= Data excerpts =
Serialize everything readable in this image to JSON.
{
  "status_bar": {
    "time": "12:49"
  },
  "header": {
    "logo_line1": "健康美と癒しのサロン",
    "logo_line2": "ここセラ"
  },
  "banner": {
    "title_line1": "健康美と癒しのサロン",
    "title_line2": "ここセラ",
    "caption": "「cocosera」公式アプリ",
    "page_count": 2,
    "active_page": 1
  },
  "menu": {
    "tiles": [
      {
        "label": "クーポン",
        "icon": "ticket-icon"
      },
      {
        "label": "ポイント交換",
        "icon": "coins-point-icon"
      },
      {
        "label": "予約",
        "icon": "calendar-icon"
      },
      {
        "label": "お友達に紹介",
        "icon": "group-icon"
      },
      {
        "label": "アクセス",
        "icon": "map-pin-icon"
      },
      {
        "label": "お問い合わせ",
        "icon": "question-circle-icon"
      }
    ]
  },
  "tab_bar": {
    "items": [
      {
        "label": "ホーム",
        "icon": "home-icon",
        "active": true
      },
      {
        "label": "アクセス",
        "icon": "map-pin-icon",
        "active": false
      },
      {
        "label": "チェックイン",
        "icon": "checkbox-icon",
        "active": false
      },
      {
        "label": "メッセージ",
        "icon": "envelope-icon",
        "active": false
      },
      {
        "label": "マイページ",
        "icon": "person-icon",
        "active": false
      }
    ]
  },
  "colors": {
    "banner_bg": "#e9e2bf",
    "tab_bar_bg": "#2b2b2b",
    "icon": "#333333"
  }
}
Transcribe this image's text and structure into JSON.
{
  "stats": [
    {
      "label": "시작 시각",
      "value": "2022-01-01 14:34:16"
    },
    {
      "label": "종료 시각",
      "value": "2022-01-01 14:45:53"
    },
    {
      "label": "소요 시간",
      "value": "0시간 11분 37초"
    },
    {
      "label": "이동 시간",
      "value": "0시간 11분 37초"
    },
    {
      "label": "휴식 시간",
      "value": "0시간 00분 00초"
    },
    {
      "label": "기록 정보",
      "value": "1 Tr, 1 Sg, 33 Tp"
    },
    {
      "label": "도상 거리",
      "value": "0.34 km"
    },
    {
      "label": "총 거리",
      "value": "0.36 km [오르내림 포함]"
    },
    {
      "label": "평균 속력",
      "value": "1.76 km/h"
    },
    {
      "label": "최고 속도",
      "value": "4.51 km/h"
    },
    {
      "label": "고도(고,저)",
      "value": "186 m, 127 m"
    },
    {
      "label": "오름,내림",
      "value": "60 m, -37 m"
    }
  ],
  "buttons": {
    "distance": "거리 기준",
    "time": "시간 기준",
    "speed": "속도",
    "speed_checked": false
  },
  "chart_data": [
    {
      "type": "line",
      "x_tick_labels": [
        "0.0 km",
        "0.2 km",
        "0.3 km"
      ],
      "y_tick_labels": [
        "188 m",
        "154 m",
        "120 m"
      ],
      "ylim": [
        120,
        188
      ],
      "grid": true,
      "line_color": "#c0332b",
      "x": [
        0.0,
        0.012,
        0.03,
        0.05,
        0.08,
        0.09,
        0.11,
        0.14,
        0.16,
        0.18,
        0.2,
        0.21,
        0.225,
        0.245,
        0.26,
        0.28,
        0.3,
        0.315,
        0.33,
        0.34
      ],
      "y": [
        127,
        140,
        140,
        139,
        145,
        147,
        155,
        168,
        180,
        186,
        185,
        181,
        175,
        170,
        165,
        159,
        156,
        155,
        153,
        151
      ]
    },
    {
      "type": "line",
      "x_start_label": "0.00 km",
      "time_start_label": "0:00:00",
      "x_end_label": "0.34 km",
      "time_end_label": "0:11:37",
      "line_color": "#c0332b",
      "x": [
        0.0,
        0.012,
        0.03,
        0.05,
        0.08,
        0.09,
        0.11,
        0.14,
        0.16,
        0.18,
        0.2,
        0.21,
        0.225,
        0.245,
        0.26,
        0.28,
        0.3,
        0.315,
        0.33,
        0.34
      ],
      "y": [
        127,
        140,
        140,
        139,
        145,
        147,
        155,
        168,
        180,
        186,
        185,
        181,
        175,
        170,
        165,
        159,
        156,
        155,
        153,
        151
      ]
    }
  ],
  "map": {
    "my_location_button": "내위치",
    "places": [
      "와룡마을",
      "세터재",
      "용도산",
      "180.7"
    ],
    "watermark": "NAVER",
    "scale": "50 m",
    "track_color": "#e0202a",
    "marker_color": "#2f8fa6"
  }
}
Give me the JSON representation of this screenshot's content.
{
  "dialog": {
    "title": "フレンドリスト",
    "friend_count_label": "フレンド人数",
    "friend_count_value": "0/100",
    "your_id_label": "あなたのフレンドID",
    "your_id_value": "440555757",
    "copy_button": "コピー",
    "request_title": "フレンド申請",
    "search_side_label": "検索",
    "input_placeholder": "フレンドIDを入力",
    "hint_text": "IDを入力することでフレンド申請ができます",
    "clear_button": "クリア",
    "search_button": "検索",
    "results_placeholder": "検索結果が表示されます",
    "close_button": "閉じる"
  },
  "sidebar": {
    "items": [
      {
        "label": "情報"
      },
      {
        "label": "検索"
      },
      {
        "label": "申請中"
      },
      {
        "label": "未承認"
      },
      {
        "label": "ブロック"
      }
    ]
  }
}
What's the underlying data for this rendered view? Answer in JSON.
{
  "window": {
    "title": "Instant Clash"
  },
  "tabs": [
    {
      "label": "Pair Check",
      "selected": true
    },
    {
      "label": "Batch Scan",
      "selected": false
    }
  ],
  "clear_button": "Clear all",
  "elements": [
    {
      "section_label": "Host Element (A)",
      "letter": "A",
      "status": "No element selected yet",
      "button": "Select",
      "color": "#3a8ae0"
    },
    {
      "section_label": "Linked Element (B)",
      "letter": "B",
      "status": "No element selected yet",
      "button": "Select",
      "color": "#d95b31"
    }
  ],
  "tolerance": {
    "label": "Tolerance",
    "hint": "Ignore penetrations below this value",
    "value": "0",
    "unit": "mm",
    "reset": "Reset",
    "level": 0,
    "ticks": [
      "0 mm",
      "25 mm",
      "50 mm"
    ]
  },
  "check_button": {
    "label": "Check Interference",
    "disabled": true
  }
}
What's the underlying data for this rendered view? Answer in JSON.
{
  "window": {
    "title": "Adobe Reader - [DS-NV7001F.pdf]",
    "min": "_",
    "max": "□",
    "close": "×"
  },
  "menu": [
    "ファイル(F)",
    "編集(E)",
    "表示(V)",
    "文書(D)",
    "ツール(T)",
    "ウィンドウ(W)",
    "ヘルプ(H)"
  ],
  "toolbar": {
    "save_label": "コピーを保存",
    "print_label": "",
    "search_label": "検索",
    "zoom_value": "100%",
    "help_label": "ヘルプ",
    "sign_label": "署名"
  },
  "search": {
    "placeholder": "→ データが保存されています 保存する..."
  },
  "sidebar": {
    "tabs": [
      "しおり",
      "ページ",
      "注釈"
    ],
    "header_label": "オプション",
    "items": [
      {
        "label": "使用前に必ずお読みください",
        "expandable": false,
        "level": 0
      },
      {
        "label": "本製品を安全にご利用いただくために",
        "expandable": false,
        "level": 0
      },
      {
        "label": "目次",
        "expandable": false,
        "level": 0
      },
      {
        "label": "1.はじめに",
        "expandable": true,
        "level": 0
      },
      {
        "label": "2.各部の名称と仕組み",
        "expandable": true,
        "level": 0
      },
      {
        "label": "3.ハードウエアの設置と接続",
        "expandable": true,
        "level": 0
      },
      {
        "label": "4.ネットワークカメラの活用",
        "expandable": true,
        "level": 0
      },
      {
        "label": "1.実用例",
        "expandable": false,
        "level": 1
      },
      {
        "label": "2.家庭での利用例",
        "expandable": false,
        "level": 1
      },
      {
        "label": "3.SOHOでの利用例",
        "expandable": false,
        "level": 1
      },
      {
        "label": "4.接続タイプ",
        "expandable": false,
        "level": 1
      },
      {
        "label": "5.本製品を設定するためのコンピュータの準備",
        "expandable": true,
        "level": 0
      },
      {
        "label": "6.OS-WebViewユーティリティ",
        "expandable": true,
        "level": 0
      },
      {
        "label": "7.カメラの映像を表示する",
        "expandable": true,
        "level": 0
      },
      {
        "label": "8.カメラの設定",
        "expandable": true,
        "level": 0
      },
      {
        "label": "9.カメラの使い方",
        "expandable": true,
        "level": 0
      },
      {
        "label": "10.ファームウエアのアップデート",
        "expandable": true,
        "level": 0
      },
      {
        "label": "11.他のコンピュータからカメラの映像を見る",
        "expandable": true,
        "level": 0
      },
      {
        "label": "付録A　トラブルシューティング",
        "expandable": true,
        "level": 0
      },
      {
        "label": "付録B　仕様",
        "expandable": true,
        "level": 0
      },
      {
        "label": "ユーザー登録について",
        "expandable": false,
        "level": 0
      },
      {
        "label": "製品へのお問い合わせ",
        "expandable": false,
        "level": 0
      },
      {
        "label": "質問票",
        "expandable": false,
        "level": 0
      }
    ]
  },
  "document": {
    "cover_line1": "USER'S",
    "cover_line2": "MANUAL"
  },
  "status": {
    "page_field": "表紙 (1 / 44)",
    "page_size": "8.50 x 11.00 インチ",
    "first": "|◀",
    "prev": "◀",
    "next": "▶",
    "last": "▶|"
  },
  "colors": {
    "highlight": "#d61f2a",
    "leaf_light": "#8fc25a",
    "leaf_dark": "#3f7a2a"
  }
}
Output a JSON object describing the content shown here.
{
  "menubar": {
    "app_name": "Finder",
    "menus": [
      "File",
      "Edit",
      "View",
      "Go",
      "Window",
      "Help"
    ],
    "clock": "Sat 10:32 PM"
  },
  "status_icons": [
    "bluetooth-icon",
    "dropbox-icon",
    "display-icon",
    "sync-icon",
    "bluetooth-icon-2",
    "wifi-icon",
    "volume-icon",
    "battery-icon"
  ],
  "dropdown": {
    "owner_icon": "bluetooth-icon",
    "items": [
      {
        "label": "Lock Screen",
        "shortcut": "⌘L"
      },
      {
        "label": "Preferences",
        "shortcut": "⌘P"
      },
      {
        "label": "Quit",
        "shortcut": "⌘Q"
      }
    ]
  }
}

= What you need to do =
Pull every line containing "this" out of the data above.

= Solved exercise =
Serialize everything readable in this image to JSON.
Transcribe this image's text and structure into JSON.
Give me the JSON representation of this screenshot's content.
What's the underlying data for this rendered view? Answer in JSON.
    "hint": "Ignore penetrations below this value",
What's the underlying data for this rendered view? Answer in JSON.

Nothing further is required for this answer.